Written exercise: Your task is to repeat the entries underneath exactly, minus the pictures.

[Begin]

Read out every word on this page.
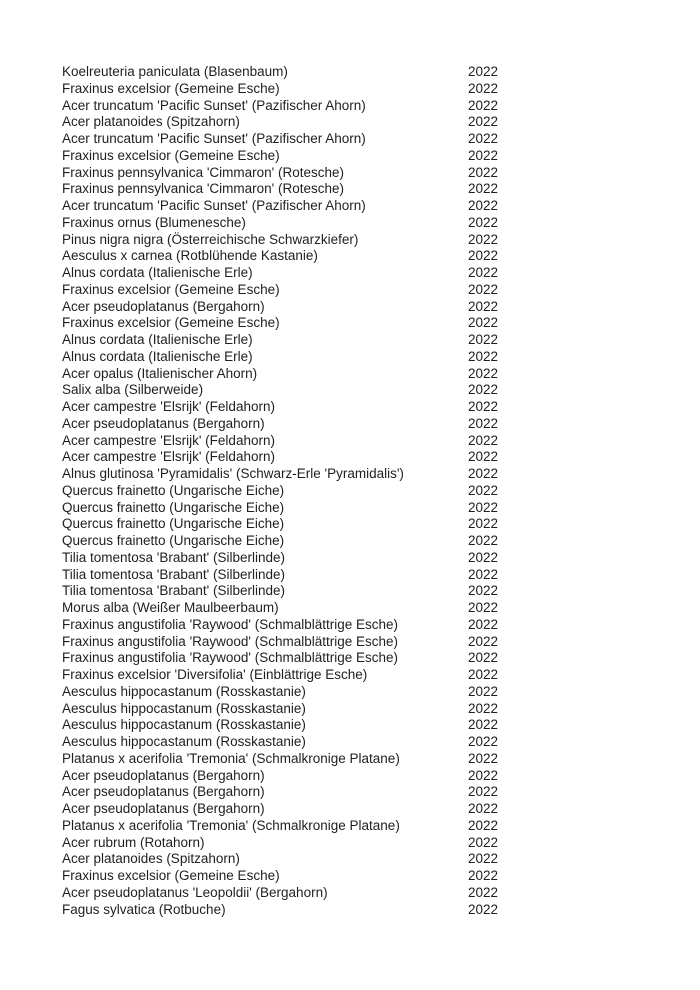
Koelreuteria paniculata (Blasenbaum)	2022
Fraxinus excelsior (Gemeine Esche)	2022
Acer truncatum 'Pacific Sunset' (Pazifischer Ahorn)	2022
Acer platanoides (Spitzahorn)	2022
Acer truncatum 'Pacific Sunset' (Pazifischer Ahorn)	2022
Fraxinus excelsior (Gemeine Esche)	2022
Fraxinus pennsylvanica 'Cimmaron' (Rotesche)	2022
Fraxinus pennsylvanica 'Cimmaron' (Rotesche)	2022
Acer truncatum 'Pacific Sunset' (Pazifischer Ahorn)	2022
Fraxinus ornus (Blumenesche)	2022
Pinus nigra nigra (Österreichische Schwarzkiefer)	2022
Aesculus x carnea (Rotblühende Kastanie)	2022
Alnus cordata (Italienische Erle)	2022
Fraxinus excelsior (Gemeine Esche)	2022
Acer pseudoplatanus (Bergahorn)	2022
Fraxinus excelsior (Gemeine Esche)	2022
Alnus cordata (Italienische Erle)	2022
Alnus cordata (Italienische Erle)	2022
Acer opalus (Italienischer Ahorn)	2022
Salix alba (Silberweide)	2022
Acer campestre 'Elsrijk' (Feldahorn)	2022
Acer pseudoplatanus (Bergahorn)	2022
Acer campestre 'Elsrijk' (Feldahorn)	2022
Acer campestre 'Elsrijk' (Feldahorn)	2022
Alnus glutinosa 'Pyramidalis' (Schwarz-Erle 'Pyramidalis')	2022
Quercus frainetto (Ungarische Eiche)	2022
Quercus frainetto (Ungarische Eiche)	2022
Quercus frainetto (Ungarische Eiche)	2022
Quercus frainetto (Ungarische Eiche)	2022
Tilia tomentosa 'Brabant' (Silberlinde)	2022
Tilia tomentosa 'Brabant' (Silberlinde)	2022
Tilia tomentosa 'Brabant' (Silberlinde)	2022
Morus alba (Weißer Maulbeerbaum)	2022
Fraxinus angustifolia 'Raywood' (Schmalblättrige Esche)	2022
Fraxinus angustifolia 'Raywood' (Schmalblättrige Esche)	2022
Fraxinus angustifolia 'Raywood' (Schmalblättrige Esche)	2022
Fraxinus excelsior 'Diversifolia' (Einblättrige Esche)	2022
Aesculus hippocastanum (Rosskastanie)	2022
Aesculus hippocastanum (Rosskastanie)	2022
Aesculus hippocastanum (Rosskastanie)	2022
Aesculus hippocastanum (Rosskastanie)	2022
Platanus x acerifolia 'Tremonia' (Schmalkronige Platane)	2022
Acer pseudoplatanus (Bergahorn)	2022
Acer pseudoplatanus (Bergahorn)	2022
Acer pseudoplatanus (Bergahorn)	2022
Platanus x acerifolia 'Tremonia' (Schmalkronige Platane)	2022
Acer rubrum (Rotahorn)	2022
Acer platanoides (Spitzahorn)	2022
Fraxinus excelsior (Gemeine Esche)	2022
Acer pseudoplatanus 'Leopoldii' (Bergahorn)	2022
Fagus sylvatica (Rotbuche)	2022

[End]

Written reply:
Read out every word on this page.
Koelreuteria paniculata (Blasenbaum)	2022
Fraxinus excelsior (Gemeine Esche)	2022
Acer truncatum 'Pacific Sunset' (Pazifischer Ahorn)	2022
Acer platanoides (Spitzahorn)	2022
Acer truncatum 'Pacific Sunset' (Pazifischer Ahorn)	2022
Fraxinus excelsior (Gemeine Esche)	2022
Fraxinus pennsylvanica 'Cimmaron' (Rotesche)	2022
Fraxinus pennsylvanica 'Cimmaron' (Rotesche)	2022
Acer truncatum 'Pacific Sunset' (Pazifischer Ahorn)	2022
Fraxinus ornus (Blumenesche)	2022
Pinus nigra nigra (Österreichische Schwarzkiefer)	2022
Aesculus x carnea (Rotblühende Kastanie)	2022
Alnus cordata (Italienische Erle)	2022
Fraxinus excelsior (Gemeine Esche)	2022
Acer pseudoplatanus (Bergahorn)	2022
Fraxinus excelsior (Gemeine Esche)	2022
Alnus cordata (Italienische Erle)	2022
Alnus cordata (Italienische Erle)	2022
Acer opalus (Italienischer Ahorn)	2022
Salix alba (Silberweide)	2022
Acer campestre 'Elsrijk' (Feldahorn)	2022
Acer pseudoplatanus (Bergahorn)	2022
Acer campestre 'Elsrijk' (Feldahorn)	2022
Acer campestre 'Elsrijk' (Feldahorn)	2022
Alnus glutinosa 'Pyramidalis' (Schwarz-Erle 'Pyramidalis')	2022
Quercus frainetto (Ungarische Eiche)	2022
Quercus frainetto (Ungarische Eiche)	2022
Quercus frainetto (Ungarische Eiche)	2022
Quercus frainetto (Ungarische Eiche)	2022
Tilia tomentosa 'Brabant' (Silberlinde)	2022
Tilia tomentosa 'Brabant' (Silberlinde)	2022
Tilia tomentosa 'Brabant' (Silberlinde)	2022
Morus alba (Weißer Maulbeerbaum)	2022
Fraxinus angustifolia 'Raywood' (Schmalblättrige Esche)	2022
Fraxinus angustifolia 'Raywood' (Schmalblättrige Esche)	2022
Fraxinus angustifolia 'Raywood' (Schmalblättrige Esche)	2022
Fraxinus excelsior 'Diversifolia' (Einblättrige Esche)	2022
Aesculus hippocastanum (Rosskastanie)	2022
Aesculus hippocastanum (Rosskastanie)	2022
Aesculus hippocastanum (Rosskastanie)	2022
Aesculus hippocastanum (Rosskastanie)	2022
Platanus x acerifolia 'Tremonia' (Schmalkronige Platane)	2022
Acer pseudoplatanus (Bergahorn)	2022
Acer pseudoplatanus (Bergahorn)	2022
Acer pseudoplatanus (Bergahorn)	2022
Platanus x acerifolia 'Tremonia' (Schmalkronige Platane)	2022
Acer rubrum (Rotahorn)	2022
Acer platanoides (Spitzahorn)	2022
Fraxinus excelsior (Gemeine Esche)	2022
Acer pseudoplatanus 'Leopoldii' (Bergahorn)	2022
Fagus sylvatica (Rotbuche)	2022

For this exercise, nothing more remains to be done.